* Stated problem *
Render each line of the items below as a JSON array with one string per line. Skip blank lines and leave out the pictures.

-- START OF Given records --

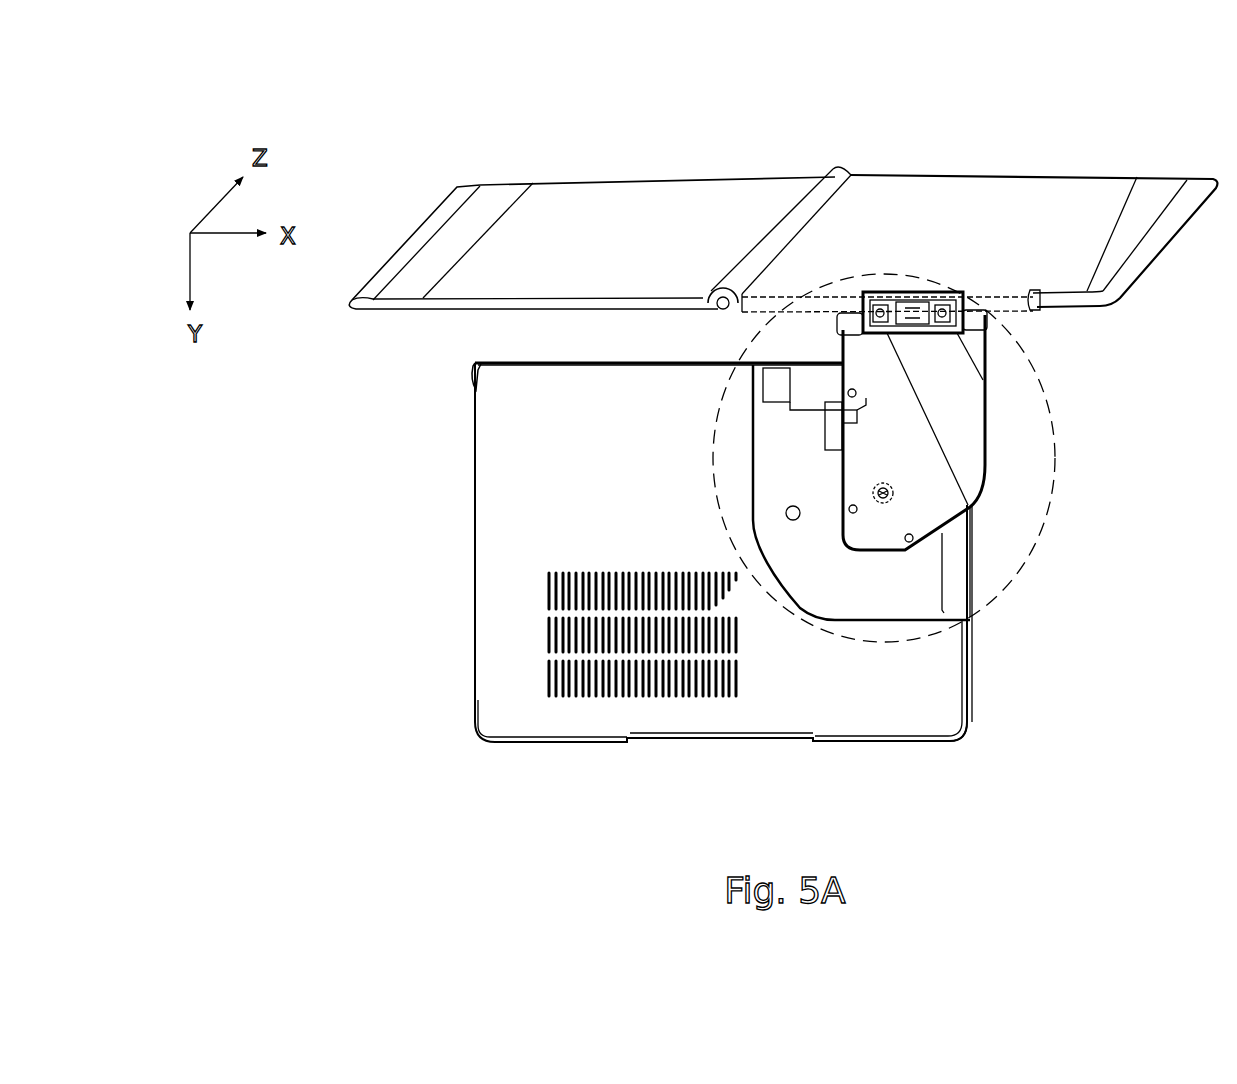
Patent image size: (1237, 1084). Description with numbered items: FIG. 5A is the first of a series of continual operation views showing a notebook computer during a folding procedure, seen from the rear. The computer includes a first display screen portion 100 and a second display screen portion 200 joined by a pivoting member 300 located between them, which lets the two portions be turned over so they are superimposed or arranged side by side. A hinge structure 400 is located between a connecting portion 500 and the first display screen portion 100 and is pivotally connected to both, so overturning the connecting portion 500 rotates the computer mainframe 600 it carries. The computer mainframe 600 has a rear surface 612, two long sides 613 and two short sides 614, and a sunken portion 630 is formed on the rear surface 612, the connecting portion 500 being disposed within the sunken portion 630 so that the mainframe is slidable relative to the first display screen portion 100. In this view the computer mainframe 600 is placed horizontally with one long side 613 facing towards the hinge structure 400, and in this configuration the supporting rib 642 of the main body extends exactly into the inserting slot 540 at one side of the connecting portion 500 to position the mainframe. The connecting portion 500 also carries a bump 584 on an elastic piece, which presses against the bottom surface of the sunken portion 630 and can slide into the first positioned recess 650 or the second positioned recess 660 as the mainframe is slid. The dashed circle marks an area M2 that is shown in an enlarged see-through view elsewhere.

The first display screen portion 100 is at (1130, 170).
The second display screen portion 200 is at (620, 177).
The pivoting member 300 is at (846, 167).
The hinge structure 400 is at (947, 288).
The connecting portion 500 is at (989, 418).
The inserting slot 540 is at (866, 398).
The bump 584 is at (883, 512).
The computer mainframe 600 is at (473, 462).
The rear surface 612 is at (497, 548).
The long side 613 is at (513, 362).
The short side 614 is at (973, 670).
The sunken portion 630 is at (965, 560).
The supporting rib 642 is at (843, 417).
The first positioned recess 650 is at (884, 502).
The second positioned recess 660 is at (790, 525).
The area M2 is at (1032, 367).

-- END OF Given records --

* Expected output *
[
  "Patent image size: (1237, 1084). Description with numbered items: FIG. 5A is the first of a series of continual operation views showing a notebook computer during a folding procedure, seen from the rear. The computer includes a first display screen portion 100 and a second display screen portion 200 joined by a pivoting member 300 located between them, which lets the two portions be turned over so they are superimposed or arranged side by side. A hinge structure 400 is located between a connecting portion 500 and the first display screen portion 100 and is pivotally connected to both, so overturning the connecting portion 500 rotates the computer mainframe 600 it carries. The computer mainframe 600 has a rear surface 612, two long sides 613 and two short sides 614, and a sunken portion 630 is formed on the rear surface 612, the connecting portion 500 being disposed within the sunken portion 630 so that the mainframe is slidable relative to the first display screen portion 100. In this view the computer mainframe 600 is placed horizontally with one long side 613 facing towards the hinge structure 400, and in this configuration the supporting rib 642 of the main body extends exactly into the inserting slot 540 at one side of the connecting portion 500 to position the mainframe. The connecting portion 500 also carries a bump 584 on an elastic piece, which presses against the bottom surface of the sunken portion 630 and can slide into the first positioned recess 650 or the second positioned recess 660 as the mainframe is slid. The dashed circle marks an area M2 that is shown in an enlarged see-through view elsewhere.",
  "The first display screen portion 100 is at (1130, 170).",
  "The second display screen portion 200 is at (620, 177).",
  "The pivoting member 300 is at (846, 167).",
  "The hinge structure 400 is at (947, 288).",
  "The connecting portion 500 is at (989, 418).",
  "The inserting slot 540 is at (866, 398).",
  "The bump 584 is at (883, 512).",
  "The computer mainframe 600 is at (473, 462).",
  "The rear surface 612 is at (497, 548).",
  "The long side 613 is at (513, 362).",
  "The short side 614 is at (973, 670).",
  "The sunken portion 630 is at (965, 560).",
  "The supporting rib 642 is at (843, 417).",
  "The first positioned recess 650 is at (884, 502).",
  "The second positioned recess 660 is at (790, 525).",
  "The area M2 is at (1032, 367)."
]